== Short exercise ==
Continue the SADC/APC statement on xenophobia, picking up after its final numbered call to Member States.

== Quoted passage ==

┏━━

SADC/APC STATEMENT ON XENOPHOBIA

Issued by the Southern African Development Community and the African Population Commission, 11 June 2008


Joint statement of SADC/APC southern region population and development officials on xenophobia:

We, Members of the Southern African Development Community (SADC) and the African Population Commission (APC) Southern Region, gathered at the Lord Charles Hotel in Somerset West, South Africa on 5 June 2008 on the occasion of the Technical Meeting on Population and Development.

RECALLING:

1. The Declaration, Treaty and Protocol of the Southern African Development Community, 1980.

2. The African (Banjul) Charter on Human Rights and People’s Rights, 1986.

3. The Plan of Action of the 1994 International Conference on Population and Development and the Dakar/Ngor Declaration on Population and Development.

4. The Programme of Action of the 2001 World Conference Against Racism, Racial Discrimination, Xenophobia and Related Intolerance.

5. The Vienna Declaration and Plan of Action of 1993 of the Conference on Human Rights.

6. The SADC/APC Resolutions on Population and Development, 2007.

7. The SADC Protocol on the Facilitation of Movement of Persons, 2005.

8. The Southern African Development Community Social Charter, 2003.

9. The SADC Declaration on Poverty Eradication and Sustainable Development, 2008.

ACKNOWLEDGING that Xenophobia can undermine sustainable political, social, economic development and regional integration in southern Africa.

AWARE that:

· Xenophobia is one of the main sources of discrimination and conflict which require urgent attention.

· Despite the efforts by governments and local communities, the scourge of Xenophobia and related intolerance persists.

CONCERNED that:

· Not enough attention is been given to address the challenges of service delivery among each Member States’ citizens resulting in problems like Xenophobia and related consequences.

· Xenophobia is a threat to political, social and economic stability in southern Africa.

· If Xenophobia is not given regional attention it may strain the existing political relations between Member States.

· Xenophobia is causing displacement of people, including children, women and the disabled, with dire social, health, economic and related consequences.

We therefore, COMMIT ourselves to:

1. Fight Xenophobia through various national and regional policies and programmes including regional information exchange.

2. Ensure that appropriate policies, projects and programmes are used to address the challenge of Xenophobia and other consequences.

WE CALL UPON:

3. Member States to combat the manifestation of generalized rejection of migrants and discourage all actions generating Xenophobia.

4. Member States to support to national, regional and continental efforts to promote peaceful co-existence and tolerance of migrants, elimination Xenophobia and related intolerance based on race, gender, religion and others, including at the workplace.

┗━━

== Supplied information ==
┏━━

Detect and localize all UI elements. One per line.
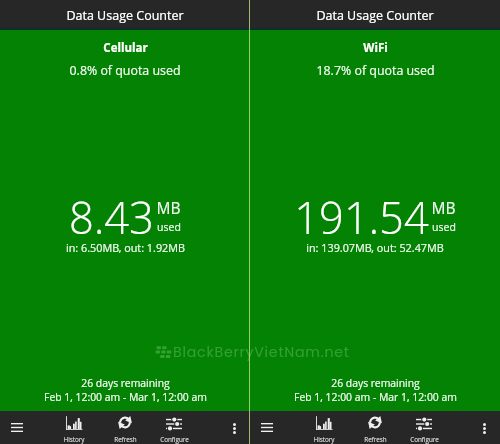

┗━━

== Written reply ==
5. Member States to promote respect for, and protection of, the rights of migrants including combating discrimination and Xenophobia through inter alia civic education and awareness-raising activities.

6. Member States to develop policies, projects and programmes to operationalize the SADC Protocol on the Facilitation of Movement of Persons.

7. Member States to strengthen national laws and policies regulating migration including through the creation of clear, transparent categories for admission/expulsion and eligibility criteria for protection.

8. Member States to encourage more legal channels and orderly migration and provide humane treatment for migrants.

9. Member States to ensure the implementation of protection obligations arising out of the relevant treaties, registration and issuance of identity documents, access to work and education opportunities, treatment according to internationally accepted standards, through incorporation into national legislation and policy.

10. Member States to establish effective and fair procedures for individualized refugee status determinations, including granting refugees meaningful access to such procedures.

11. Member States to safeguard the human security needs of refugees (physical, material, legal and health).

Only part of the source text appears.